>> START

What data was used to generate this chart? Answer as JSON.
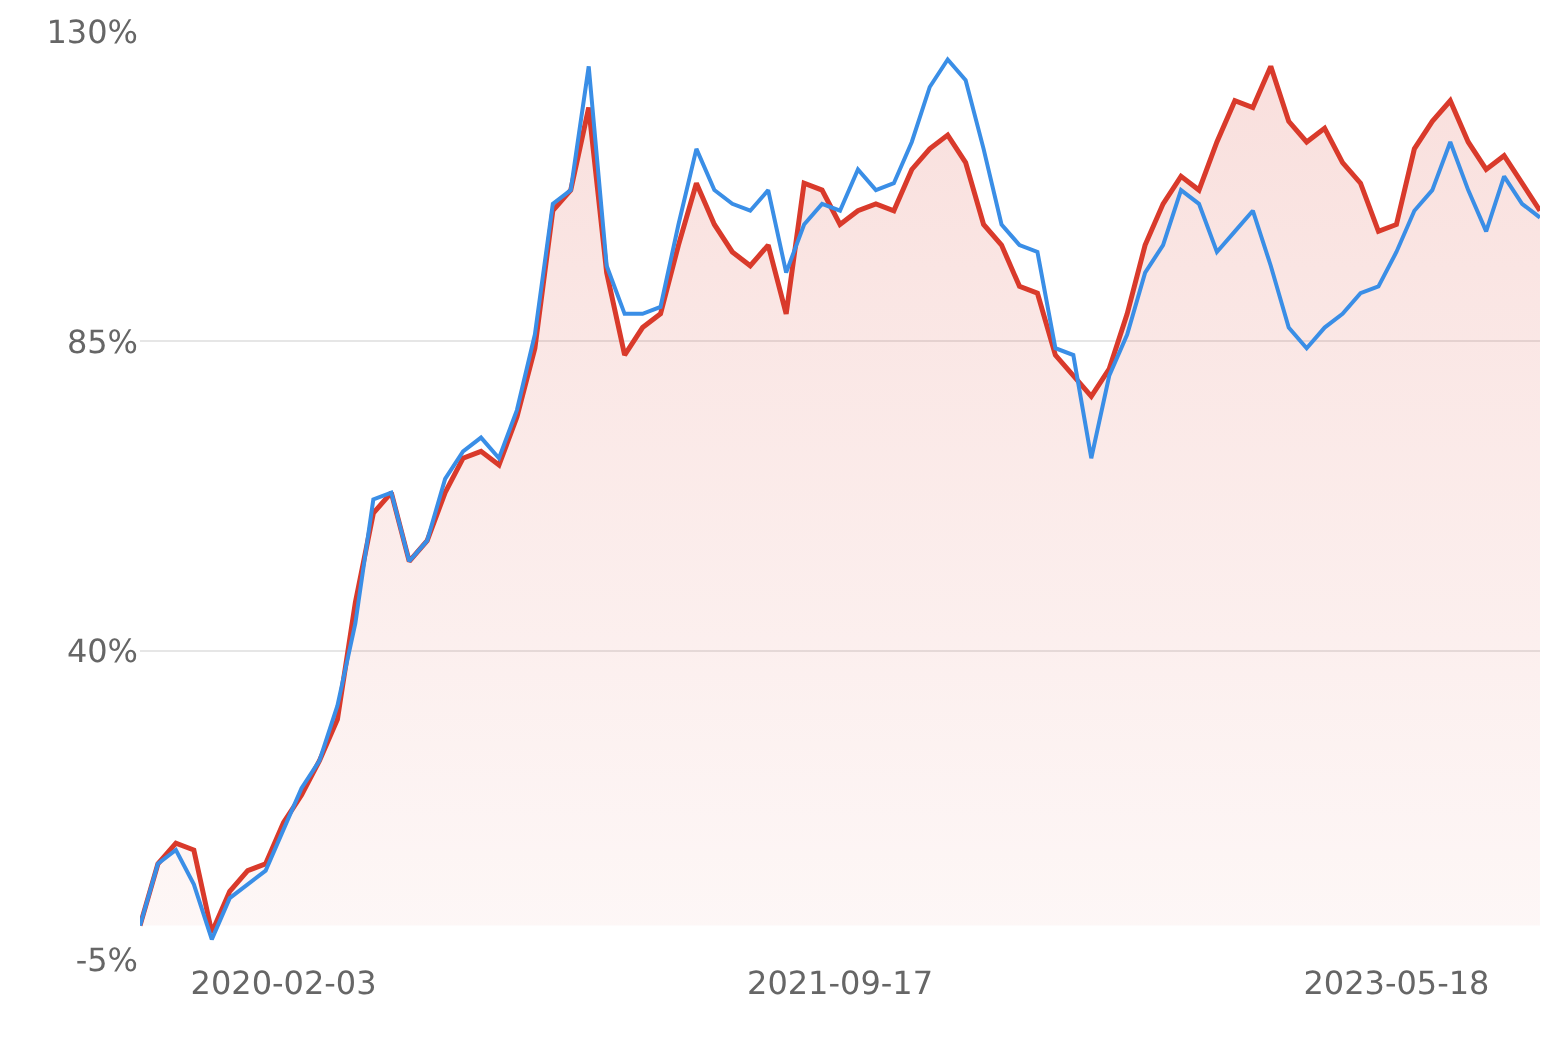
{
  "chart_data": {
    "type": "line",
    "categories": [
      null,
      null,
      null,
      null,
      null,
      null,
      null,
      null,
      "2020-02-03",
      null,
      null,
      null,
      null,
      null,
      null,
      null,
      null,
      null,
      null,
      null,
      null,
      null,
      null,
      null,
      null,
      null,
      null,
      null,
      null,
      null,
      null,
      null,
      null,
      null,
      null,
      null,
      null,
      null,
      null,
      "2021-09-17",
      null,
      null,
      null,
      null,
      null,
      null,
      null,
      null,
      null,
      null,
      null,
      null,
      null,
      null,
      null,
      null,
      null,
      null,
      null,
      null,
      null,
      null,
      null,
      null,
      null,
      null,
      null,
      null,
      null,
      null,
      "2023-05-18",
      null,
      null,
      null,
      null,
      null,
      null,
      null,
      null
    ],
    "series": [
      {
        "type": "area",
        "color": "#d93a2b",
        "values": [
          0,
          9,
          12,
          11,
          -1,
          5,
          8,
          9,
          15,
          19,
          24,
          30,
          47,
          60,
          63,
          53,
          56,
          63,
          68,
          69,
          67,
          74,
          84,
          104,
          107,
          119,
          95,
          83,
          87,
          89,
          99,
          108,
          102,
          98,
          96,
          99,
          89,
          108,
          107,
          102,
          104,
          105,
          104,
          110,
          113,
          115,
          111,
          102,
          99,
          93,
          92,
          83,
          80,
          77,
          81,
          89,
          99,
          105,
          109,
          107,
          114,
          120,
          119,
          125,
          117,
          114,
          116,
          111,
          108,
          101,
          102,
          113,
          117,
          120,
          114,
          110,
          112,
          108,
          104
        ]
      },
      {
        "color": "#3a8ee6",
        "values": [
          0,
          9,
          11,
          6,
          -2,
          4,
          6,
          8,
          14,
          20,
          24,
          32,
          44,
          62,
          63,
          53,
          56,
          65,
          69,
          71,
          68,
          75,
          86,
          105,
          107,
          125,
          96,
          89,
          89,
          90,
          102,
          113,
          107,
          105,
          104,
          107,
          95,
          102,
          105,
          104,
          110,
          107,
          108,
          114,
          122,
          126,
          123,
          113,
          102,
          99,
          98,
          84,
          83,
          68,
          80,
          86,
          95,
          99,
          107,
          105,
          98,
          101,
          104,
          96,
          87,
          84,
          87,
          89,
          92,
          93,
          98,
          104,
          107,
          114,
          107,
          101,
          109,
          105,
          103
        ]
      }
    ],
    "ylim": [
      -5,
      130
    ],
    "yticks": [
      {
        "value": -5,
        "label": "-5%"
      },
      {
        "value": 40,
        "label": "40%"
      },
      {
        "value": 85,
        "label": "85%"
      },
      {
        "value": 130,
        "label": "130%"
      }
    ],
    "grid": "y",
    "marker": "none",
    "line_style": "solid"
  }
}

>> END

■ **What to produce**:
Without the images, write out each line of the data verbatim.

■ **Expected output**:
What data was used to generate this chart? Answer as JSON.
{
  "chart_data": {
    "type": "line",
    "categories": [
      null,
      null,
      null,
      null,
      null,
      null,
      null,
      null,
      "2020-02-03",
      null,
      null,
      null,
      null,
      null,
      null,
      null,
      null,
      null,
      null,
      null,
      null,
      null,
      null,
      null,
      null,
      null,
      null,
      null,
      null,
      null,
      null,
      null,
      null,
      null,
      null,
      null,
      null,
      null,
      null,
      "2021-09-17",
      null,
      null,
      null,
      null,
      null,
      null,
      null,
      null,
      null,
      null,
      null,
      null,
      null,
      null,
      null,
      null,
      null,
      null,
      null,
      null,
      null,
      null,
      null,
      null,
      null,
      null,
      null,
      null,
      null,
      null,
      "2023-05-18",
      null,
      null,
      null,
      null,
      null,
      null,
      null,
      null
    ],
    "series": [
      {
        "type": "area",
        "color": "#d93a2b",
        "values": [
          0,
          9,
          12,
          11,
          -1,
          5,
          8,
          9,
          15,
          19,
          24,
          30,
          47,
          60,
          63,
          53,
          56,
          63,
          68,
          69,
          67,
          74,
          84,
          104,
          107,
          119,
          95,
          83,
          87,
          89,
          99,
          108,
          102,
          98,
          96,
          99,
          89,
          108,
          107,
          102,
          104,
          105,
          104,
          110,
          113,
          115,
          111,
          102,
          99,
          93,
          92,
          83,
          80,
          77,
          81,
          89,
          99,
          105,
          109,
          107,
          114,
          120,
          119,
          125,
          117,
          114,
          116,
          111,
          108,
          101,
          102,
          113,
          117,
          120,
          114,
          110,
          112,
          108,
          104
        ]
      },
      {
        "color": "#3a8ee6",
        "values": [
          0,
          9,
          11,
          6,
          -2,
          4,
          6,
          8,
          14,
          20,
          24,
          32,
          44,
          62,
          63,
          53,
          56,
          65,
          69,
          71,
          68,
          75,
          86,
          105,
          107,
          125,
          96,
          89,
          89,
          90,
          102,
          113,
          107,
          105,
          104,
          107,
          95,
          102,
          105,
          104,
          110,
          107,
          108,
          114,
          122,
          126,
          123,
          113,
          102,
          99,
          98,
          84,
          83,
          68,
          80,
          86,
          95,
          99,
          107,
          105,
          98,
          101,
          104,
          96,
          87,
          84,
          87,
          89,
          92,
          93,
          98,
          104,
          107,
          114,
          107,
          101,
          109,
          105,
          103
        ]
      }
    ],
    "ylim": [
      -5,
      130
    ],
    "yticks": [
      {
        "value": -5,
        "label": "-5%"
      },
      {
        "value": 40,
        "label": "40%"
      },
      {
        "value": 85,
        "label": "85%"
      },
      {
        "value": 130,
        "label": "130%"
      }
    ],
    "grid": "y",
    "marker": "none",
    "line_style": "solid"
  }
}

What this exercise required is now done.